* _Exercise details_: Please output every line of the material as it stands, without the pictures.

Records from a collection
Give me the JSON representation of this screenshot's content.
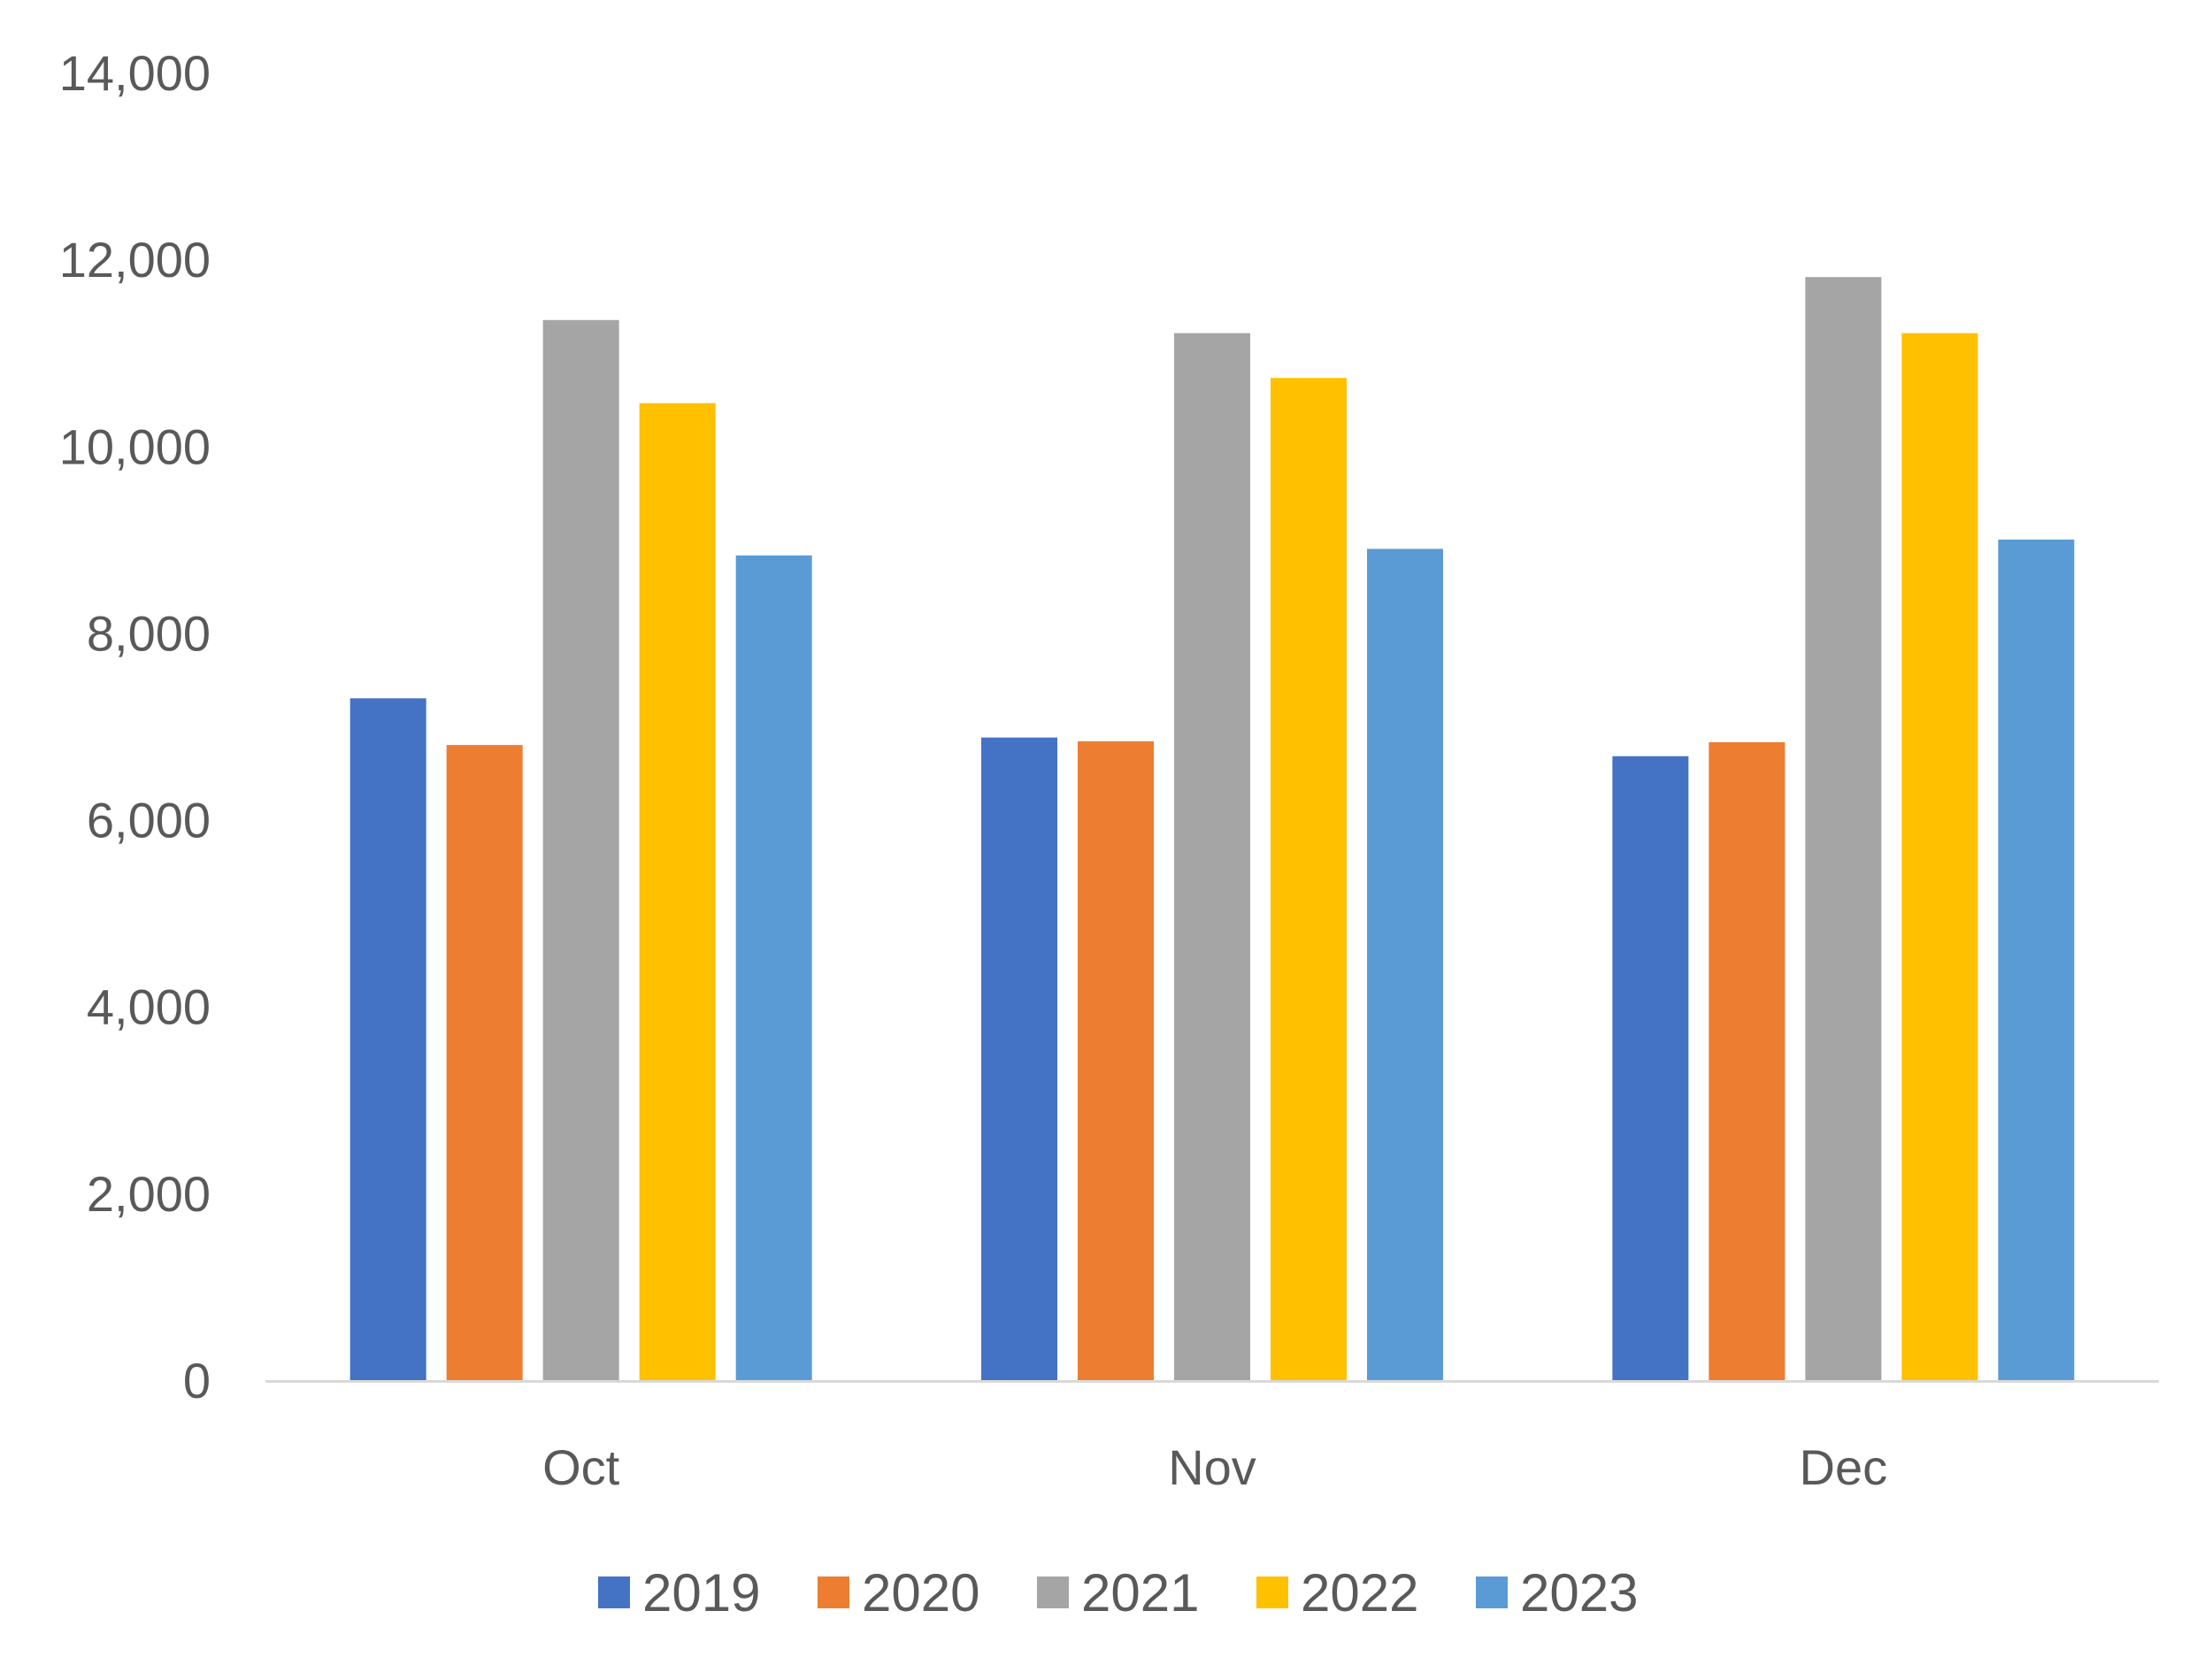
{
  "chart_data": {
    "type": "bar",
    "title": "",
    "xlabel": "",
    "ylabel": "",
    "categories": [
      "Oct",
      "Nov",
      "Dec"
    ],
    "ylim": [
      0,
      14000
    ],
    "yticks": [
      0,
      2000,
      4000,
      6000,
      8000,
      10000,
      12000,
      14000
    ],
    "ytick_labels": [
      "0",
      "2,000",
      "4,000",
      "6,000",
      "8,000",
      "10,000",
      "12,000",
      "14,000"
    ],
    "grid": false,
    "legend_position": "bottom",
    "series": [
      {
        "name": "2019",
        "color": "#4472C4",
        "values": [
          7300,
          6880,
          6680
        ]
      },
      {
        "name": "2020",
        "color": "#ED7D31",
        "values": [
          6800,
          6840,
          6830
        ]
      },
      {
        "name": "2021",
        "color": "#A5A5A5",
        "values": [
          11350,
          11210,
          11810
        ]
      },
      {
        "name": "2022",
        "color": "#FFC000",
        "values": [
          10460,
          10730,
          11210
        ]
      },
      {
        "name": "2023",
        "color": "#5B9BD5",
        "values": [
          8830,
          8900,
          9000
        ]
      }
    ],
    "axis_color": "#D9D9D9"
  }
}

* _Result of this exercise_:
Give me the JSON representation of this screenshot's content.
{
  "chart_data": {
    "type": "bar",
    "title": "",
    "xlabel": "",
    "ylabel": "",
    "categories": [
      "Oct",
      "Nov",
      "Dec"
    ],
    "ylim": [
      0,
      14000
    ],
    "yticks": [
      0,
      2000,
      4000,
      6000,
      8000,
      10000,
      12000,
      14000
    ],
    "ytick_labels": [
      "0",
      "2,000",
      "4,000",
      "6,000",
      "8,000",
      "10,000",
      "12,000",
      "14,000"
    ],
    "grid": false,
    "legend_position": "bottom",
    "series": [
      {
        "name": "2019",
        "color": "#4472C4",
        "values": [
          7300,
          6880,
          6680
        ]
      },
      {
        "name": "2020",
        "color": "#ED7D31",
        "values": [
          6800,
          6840,
          6830
        ]
      },
      {
        "name": "2021",
        "color": "#A5A5A5",
        "values": [
          11350,
          11210,
          11810
        ]
      },
      {
        "name": "2022",
        "color": "#FFC000",
        "values": [
          10460,
          10730,
          11210
        ]
      },
      {
        "name": "2023",
        "color": "#5B9BD5",
        "values": [
          8830,
          8900,
          9000
        ]
      }
    ],
    "axis_color": "#D9D9D9"
  }
}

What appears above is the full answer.